• AIM OF THE TASK: In your copy, leave out the pictures; write out all the data exactly.

(Data entries)

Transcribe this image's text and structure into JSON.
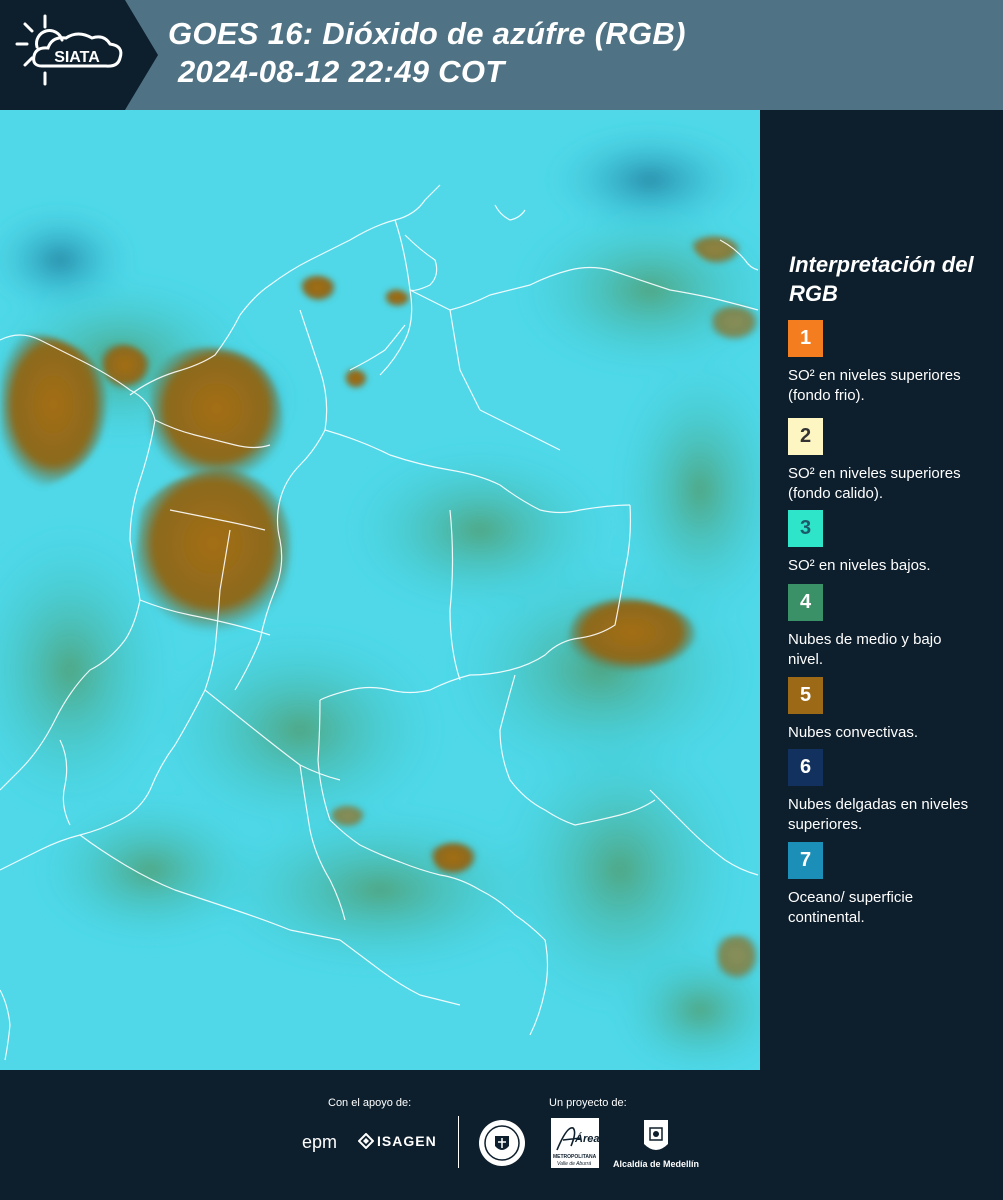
{
  "header": {
    "logo_text": "SIATA",
    "title_line1": "GOES 16: Dióxido de azúfre (RGB)",
    "title_line2": "2024-08-12 22:49 COT"
  },
  "legend": {
    "title": "Interpretación del RGB",
    "items": [
      {
        "number": "1",
        "color": "#f47d20",
        "text_color": "#ffffff",
        "description": "SO² en niveles superiores (fondo frio)."
      },
      {
        "number": "2",
        "color": "#fdf6c3",
        "text_color": "#333333",
        "description": "SO² en niveles superiores (fondo calido)."
      },
      {
        "number": "3",
        "color": "#2fe5c9",
        "text_color": "#1c5a6a",
        "description": "SO² en niveles bajos."
      },
      {
        "number": "4",
        "color": "#3a9168",
        "text_color": "#ffffff",
        "description": "Nubes de medio y bajo nivel."
      },
      {
        "number": "5",
        "color": "#9c6a17",
        "text_color": "#ffffff",
        "description": "Nubes convectivas."
      },
      {
        "number": "6",
        "color": "#12315e",
        "text_color": "#ffffff",
        "description": "Nubes delgadas en niveles superiores."
      },
      {
        "number": "7",
        "color": "#1c8fb8",
        "text_color": "#ffffff",
        "description": "Oceano/ superficie continental."
      }
    ]
  },
  "footer": {
    "support_label": "Con el apoyo de:",
    "project_label": "Un proyecto de:",
    "sponsor_epm": "epm",
    "sponsor_isagen": "ISAGEN",
    "partner_area_text": "Área",
    "partner_area_sub": "METROPOLITANA",
    "partner_area_sub2": "Valle de Aburrá",
    "partner_alcaldia": "Alcaldía de Medellín"
  },
  "colors": {
    "header_bg": "#4f7384",
    "panel_bg": "#0d1e2c",
    "surface_cyan": "#37d3e6",
    "cloud_brown": "#9c6a17",
    "cloud_green": "#3a9168"
  }
}
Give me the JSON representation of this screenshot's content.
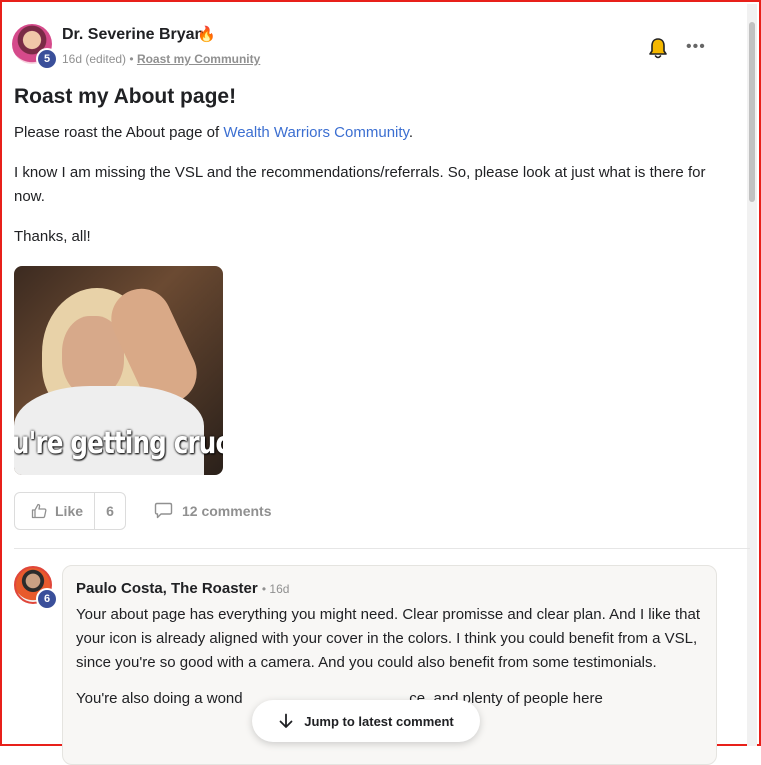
{
  "post": {
    "author": "Dr. Severine Bryan",
    "author_level": "5",
    "fire_emoji": "🔥",
    "time": "16d (edited)",
    "separator": "•",
    "category": "Roast my Community",
    "title": "Roast my About page!",
    "p1_prefix": "Please roast the About page of ",
    "p1_link": "Wealth Warriors Community",
    "p1_suffix": ".",
    "p2": "I know I am missing the VSL and the recommendations/referrals. So, please look at just what is there for now.",
    "p3": "Thanks, all!",
    "gif_caption": "u're getting crucif"
  },
  "actions": {
    "like_label": "Like",
    "like_count": "6",
    "comments_label": "12 comments"
  },
  "comment": {
    "author": "Paulo Costa, The Roaster",
    "author_level": "6",
    "time": "• 16d",
    "body": "Your about page has everything you might need. Clear promisse and clear plan. And I like that your icon is already aligned with your cover in the colors. I think you could benefit from a VSL, since you're so good with a camera. And you could also benefit from some testimonials.",
    "body2": "You're also doing a wond                                        ce, and plenty of people here"
  },
  "jump": {
    "label": "Jump to latest comment"
  },
  "icons": {
    "bell": "bell-icon",
    "more": "more-icon",
    "like": "thumbs-up-icon",
    "comment": "comment-bubble-icon",
    "arrow": "arrow-down-icon"
  },
  "colors": {
    "link": "#3c6fd1",
    "level_badge": "#3a4f9a",
    "bell": "#e0a800",
    "frame": "#e8201a"
  }
}
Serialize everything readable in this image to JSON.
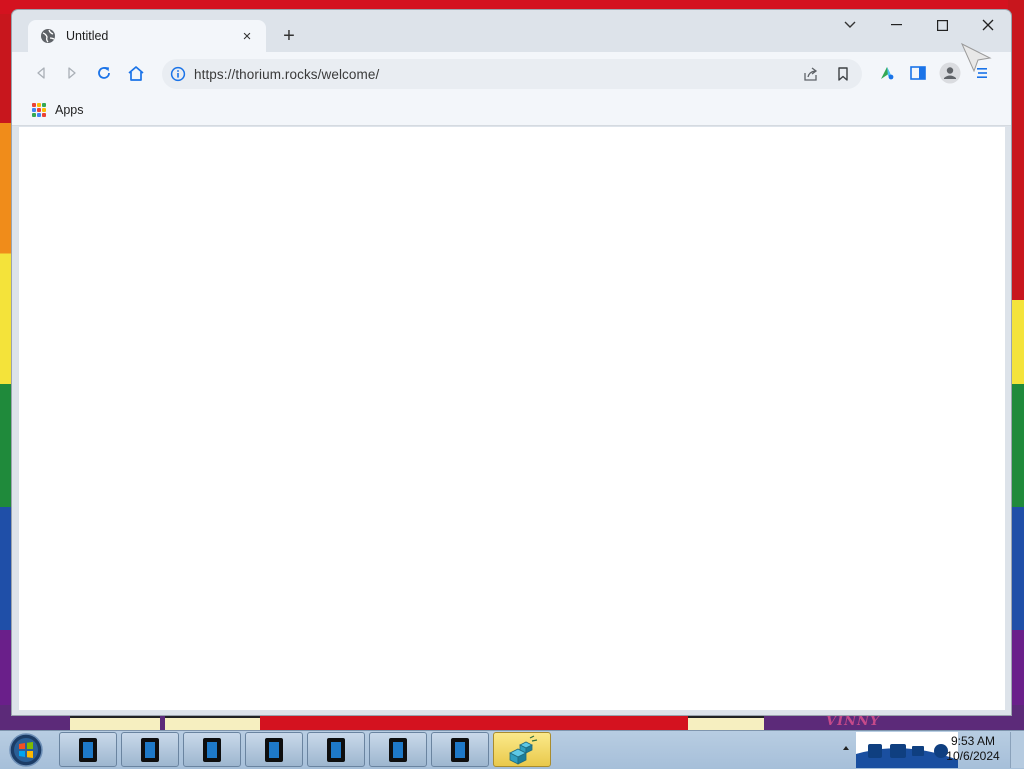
{
  "browser": {
    "tab_title": "Untitled",
    "tab_close": "×",
    "new_tab": "+",
    "url": "https://thorium.rocks/welcome/",
    "bookmarks": {
      "apps_label": "Apps"
    }
  },
  "icons": {
    "favicon": "globe-icon",
    "back": "back-arrow-icon",
    "forward": "forward-arrow-icon",
    "reload": "reload-icon",
    "home": "home-icon",
    "site_info": "info-icon",
    "share": "share-icon",
    "bookmark": "bookmark-icon",
    "extension": "extension-icon",
    "side_panel": "side-panel-icon",
    "profile": "profile-icon",
    "menu": "menu-icon"
  },
  "colors": {
    "accent": "#1a73e8",
    "apps_grid": [
      "#ea4335",
      "#fbbc04",
      "#34a853",
      "#4285f4",
      "#ea4335",
      "#fbbc04",
      "#34a853",
      "#4285f4",
      "#ea4335"
    ]
  },
  "wallpaper": {
    "text": "VINNY"
  },
  "taskbar": {
    "time": "9:53 AM",
    "date": "10/6/2024"
  }
}
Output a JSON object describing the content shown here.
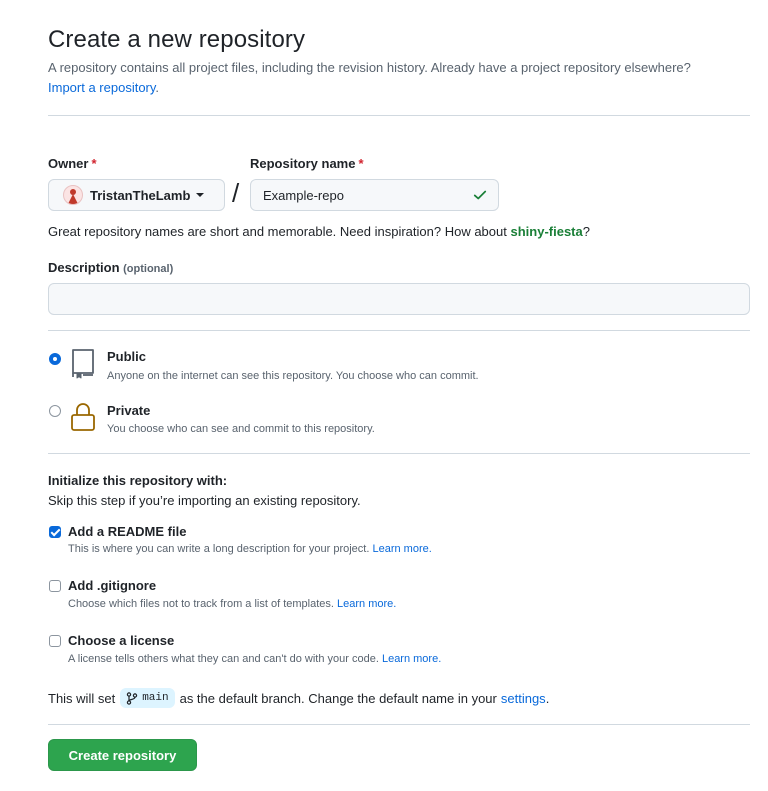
{
  "header": {
    "title": "Create a new repository",
    "subtitle_text": "A repository contains all project files, including the revision history. Already have a project repository elsewhere?",
    "import_link": "Import a repository",
    "subtitle_end": "."
  },
  "owner": {
    "label": "Owner",
    "required_mark": "*",
    "value": "TristanTheLamb",
    "icon": "caret-down-icon"
  },
  "separator": "/",
  "repo_name": {
    "label": "Repository name",
    "required_mark": "*",
    "value": "Example-repo",
    "valid_icon": "check-icon"
  },
  "name_hint": {
    "text": "Great repository names are short and memorable. Need inspiration? How about",
    "suggestion": "shiny-fiesta",
    "end": "?"
  },
  "description": {
    "label": "Description",
    "optional": "(optional)",
    "value": ""
  },
  "visibility": [
    {
      "title": "Public",
      "desc": "Anyone on the internet can see this repository. You choose who can commit.",
      "selected": true,
      "icon": "repo-icon"
    },
    {
      "title": "Private",
      "desc": "You choose who can see and commit to this repository.",
      "selected": false,
      "icon": "lock-icon"
    }
  ],
  "init": {
    "title": "Initialize this repository with:",
    "subtitle": "Skip this step if you’re importing an existing repository.",
    "options": [
      {
        "title": "Add a README file",
        "desc": "This is where you can write a long description for your project.",
        "link": "Learn more.",
        "checked": true
      },
      {
        "title": "Add .gitignore",
        "desc": "Choose which files not to track from a list of templates.",
        "link": "Learn more.",
        "checked": false
      },
      {
        "title": "Choose a license",
        "desc": "A license tells others what they can and can't do with your code.",
        "link": "Learn more.",
        "checked": false
      }
    ]
  },
  "branch": {
    "prefix": "This will set",
    "name": "main",
    "middle": "as the default branch. Change the default name in your",
    "settings_link": "settings",
    "end": "."
  },
  "submit_label": "Create repository",
  "colors": {
    "link": "#0969da",
    "success": "#1a7f37",
    "primary_button": "#2da44e",
    "required": "#d1242f",
    "private_icon": "#9a6700"
  }
}
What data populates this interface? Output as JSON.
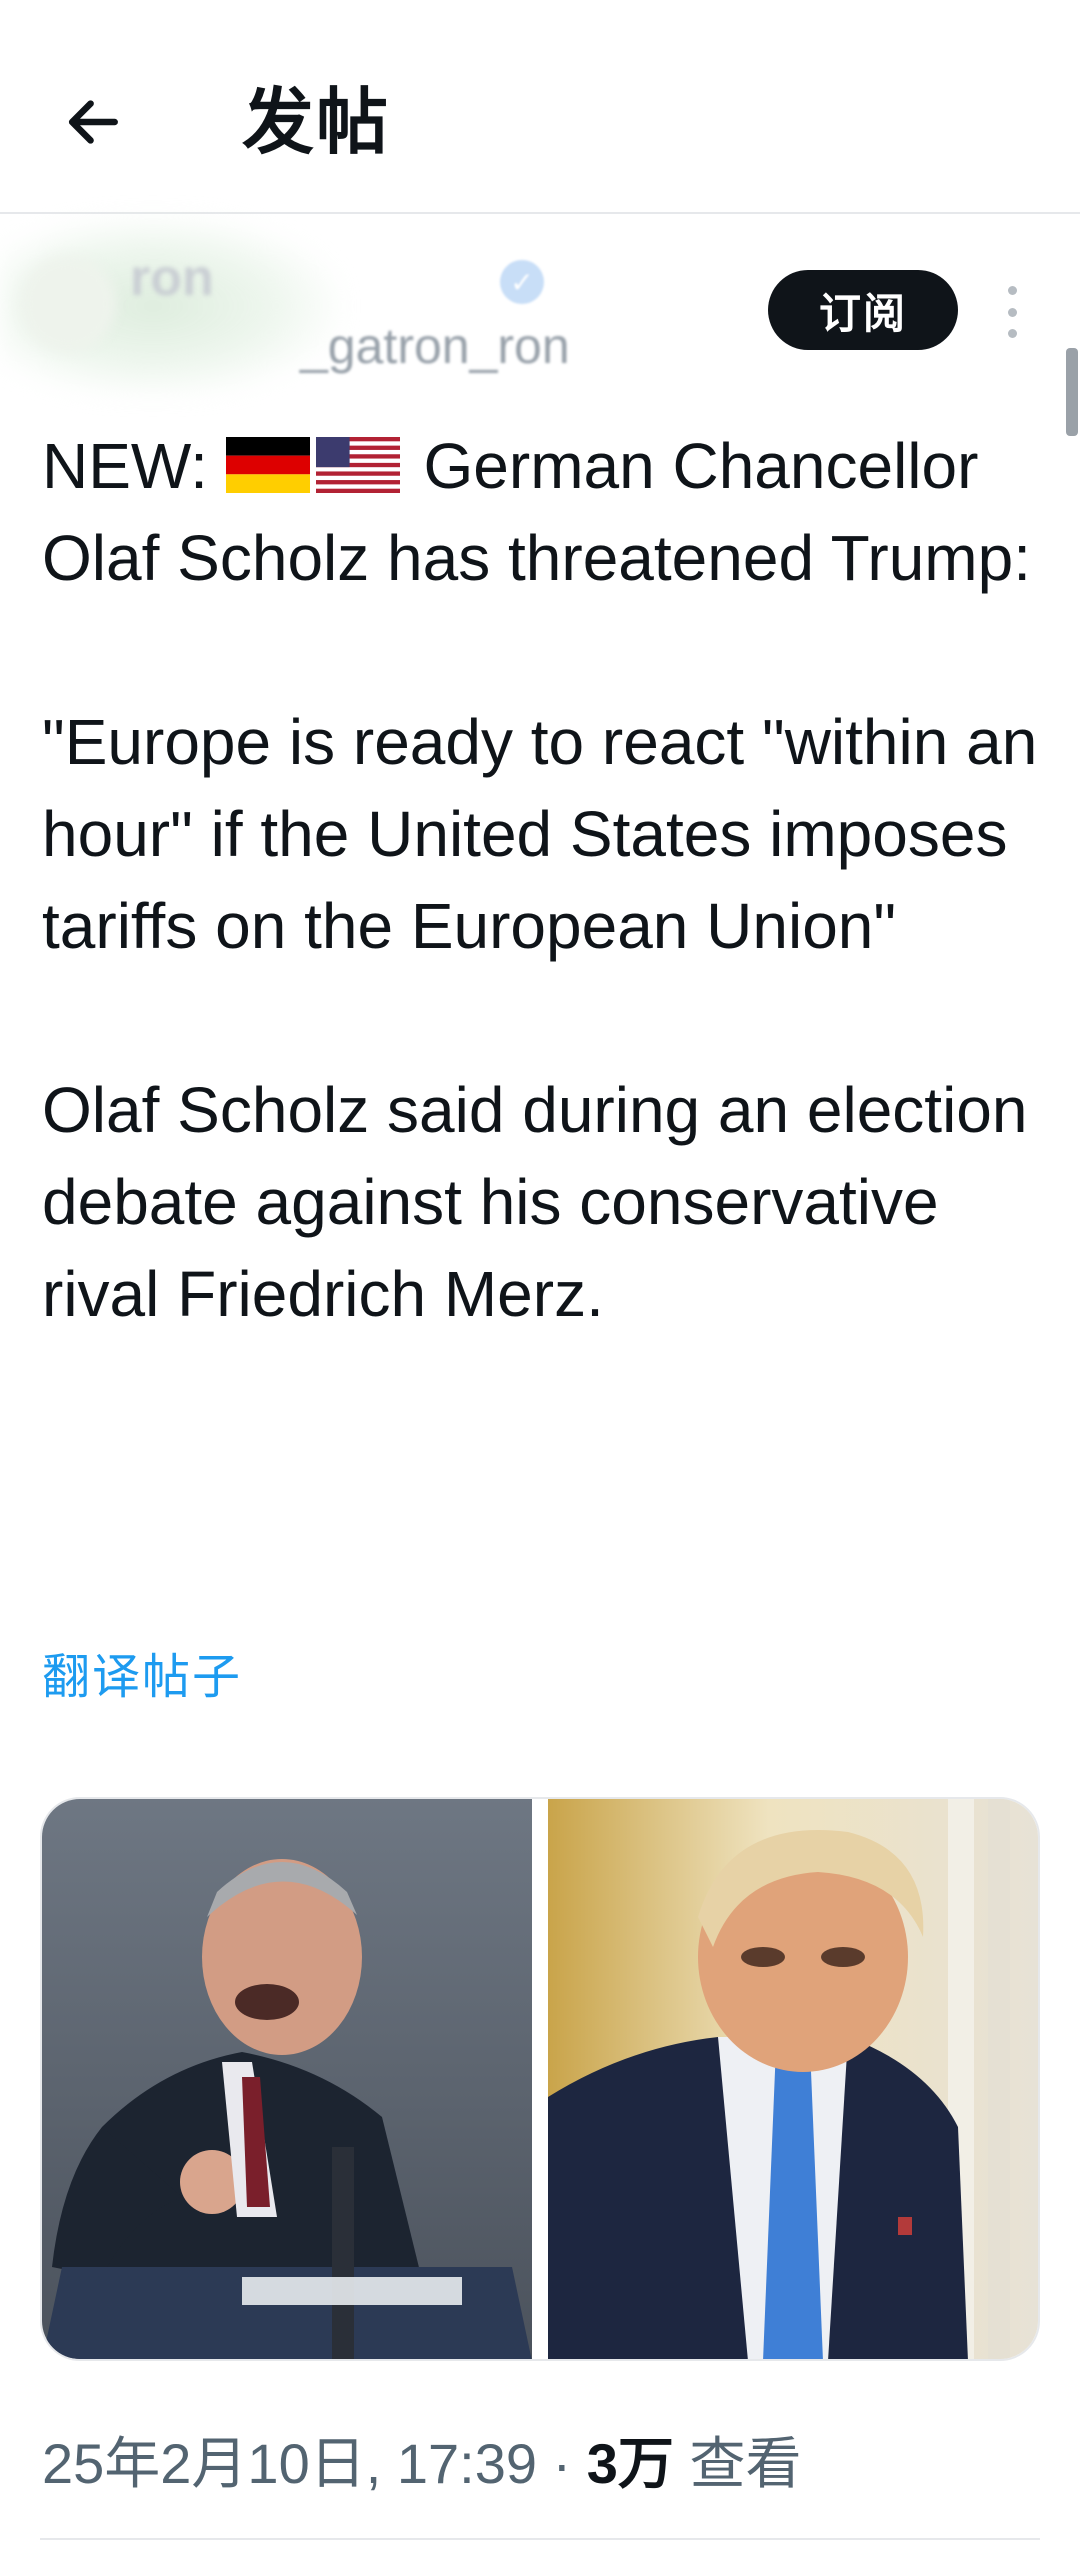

• WRITTEN SOLUTION:
Transcribe this image's text and structure into JSON.
{
  "header": {
    "logo_text": "SIATA",
    "title_line1": "GOES 16: Dióxido de azúfre (RGB)",
    "title_line2": "2024-08-12 22:49 COT"
  },
  "legend": {
    "title": "Interpretación del RGB",
    "items": [
      {
        "number": "1",
        "color": "#f47d20",
        "text_color": "#ffffff",
        "description": "SO² en niveles superiores (fondo frio)."
      },
      {
        "number": "2",
        "color": "#fdf6c3",
        "text_color": "#333333",
        "description": "SO² en niveles superiores (fondo calido)."
      },
      {
        "number": "3",
        "color": "#2fe5c9",
        "text_color": "#1c5a6a",
        "description": "SO² en niveles bajos."
      },
      {
        "number": "4",
        "color": "#3a9168",
        "text_color": "#ffffff",
        "description": "Nubes de medio y bajo nivel."
      },
      {
        "number": "5",
        "color": "#9c6a17",
        "text_color": "#ffffff",
        "description": "Nubes convectivas."
      },
      {
        "number": "6",
        "color": "#12315e",
        "text_color": "#ffffff",
        "description": "Nubes delgadas en niveles superiores."
      },
      {
        "number": "7",
        "color": "#1c8fb8",
        "text_color": "#ffffff",
        "description": "Oceano/ superficie continental."
      }
    ]
  },
  "footer": {
    "support_label": "Con el apoyo de:",
    "project_label": "Un proyecto de:",
    "sponsor_epm": "epm",
    "sponsor_isagen": "ISAGEN",
    "partner_area_text": "Área",
    "partner_area_sub": "METROPOLITANA",
    "partner_area_sub2": "Valle de Aburrá",
    "partner_alcaldia": "Alcaldía de Medellín"
  },
  "colors": {
    "header_bg": "#4f7384",
    "panel_bg": "#0d1e2c",
    "surface_cyan": "#37d3e6",
    "cloud_brown": "#9c6a17",
    "cloud_green": "#3a9168"
  }
}
Give me the JSON representation of this screenshot's content.
{
  "post": {
    "author": "Dr. Severine Bryan",
    "author_level": "5",
    "fire_emoji": "🔥",
    "time": "16d (edited)",
    "separator": "•",
    "category": "Roast my Community",
    "title": "Roast my About page!",
    "p1_prefix": "Please roast the About page of ",
    "p1_link": "Wealth Warriors Community",
    "p1_suffix": ".",
    "p2": "I know I am missing the VSL and the recommendations/referrals. So, please look at just what is there for now.",
    "p3": "Thanks, all!",
    "gif_caption": "u're getting crucif"
  },
  "actions": {
    "like_label": "Like",
    "like_count": "6",
    "comments_label": "12 comments"
  },
  "comment": {
    "author": "Paulo Costa, The Roaster",
    "author_level": "6",
    "time": "• 16d",
    "body": "Your about page has everything you might need. Clear promisse and clear plan. And I like that your icon is already aligned with your cover in the colors. I think you could benefit from a VSL, since you're so good with a camera. And you could also benefit from some testimonials.",
    "body2": "You're also doing a wond                                        ce, and plenty of people here"
  },
  "jump": {
    "label": "Jump to latest comment"
  },
  "icons": {
    "bell": "bell-icon",
    "more": "more-icon",
    "like": "thumbs-up-icon",
    "comment": "comment-bubble-icon",
    "arrow": "arrow-down-icon"
  },
  "colors": {
    "link": "#3c6fd1",
    "level_badge": "#3a4f9a",
    "bell": "#e0a800",
    "frame": "#e8201a"
  }
}
Serialize everything readable in this image to JSON.
{
  "browser": {
    "tab_title": "Untitled",
    "tab_close": "×",
    "new_tab": "+",
    "url": "https://thorium.rocks/welcome/",
    "bookmarks": {
      "apps_label": "Apps"
    }
  },
  "icons": {
    "favicon": "globe-icon",
    "back": "back-arrow-icon",
    "forward": "forward-arrow-icon",
    "reload": "reload-icon",
    "home": "home-icon",
    "site_info": "info-icon",
    "share": "share-icon",
    "bookmark": "bookmark-icon",
    "extension": "extension-icon",
    "side_panel": "side-panel-icon",
    "profile": "profile-icon",
    "menu": "menu-icon"
  },
  "colors": {
    "accent": "#1a73e8",
    "apps_grid": [
      "#ea4335",
      "#fbbc04",
      "#34a853",
      "#4285f4",
      "#ea4335",
      "#fbbc04",
      "#34a853",
      "#4285f4",
      "#ea4335"
    ]
  },
  "wallpaper": {
    "text": "VINNY"
  },
  "taskbar": {
    "time": "9:53 AM",
    "date": "10/6/2024"
  }
}
Output a JSON object describing the content shown here.
{
  "header": {
    "title": "Create a new repository",
    "subtitle_text": "A repository contains all project files, including the revision history. Already have a project repository elsewhere?",
    "import_link": "Import a repository",
    "subtitle_end": "."
  },
  "owner": {
    "label": "Owner",
    "required_mark": "*",
    "value": "TristanTheLamb",
    "icon": "caret-down-icon"
  },
  "separator": "/",
  "repo_name": {
    "label": "Repository name",
    "required_mark": "*",
    "value": "Example-repo",
    "valid_icon": "check-icon"
  },
  "name_hint": {
    "text": "Great repository names are short and memorable. Need inspiration? How about",
    "suggestion": "shiny-fiesta",
    "end": "?"
  },
  "description": {
    "label": "Description",
    "optional": "(optional)",
    "value": ""
  },
  "visibility": [
    {
      "title": "Public",
      "desc": "Anyone on the internet can see this repository. You choose who can commit.",
      "selected": true,
      "icon": "repo-icon"
    },
    {
      "title": "Private",
      "desc": "You choose who can see and commit to this repository.",
      "selected": false,
      "icon": "lock-icon"
    }
  ],
  "init": {
    "title": "Initialize this repository with:",
    "subtitle": "Skip this step if you’re importing an existing repository.",
    "options": [
      {
        "title": "Add a README file",
        "desc": "This is where you can write a long description for your project.",
        "link": "Learn more.",
        "checked": true
      },
      {
        "title": "Add .gitignore",
        "desc": "Choose which files not to track from a list of templates.",
        "link": "Learn more.",
        "checked": false
      },
      {
        "title": "Choose a license",
        "desc": "A license tells others what they can and can't do with your code.",
        "link": "Learn more.",
        "checked": false
      }
    ]
  },
  "branch": {
    "prefix": "This will set",
    "name": "main",
    "middle": "as the default branch. Change the default name in your",
    "settings_link": "settings",
    "end": "."
  },
  "submit_label": "Create repository",
  "colors": {
    "link": "#0969da",
    "success": "#1a7f37",
    "primary_button": "#2da44e",
    "required": "#d1242f",
    "private_icon": "#9a6700"
  }
}
What data populates this interface? Output as JSON.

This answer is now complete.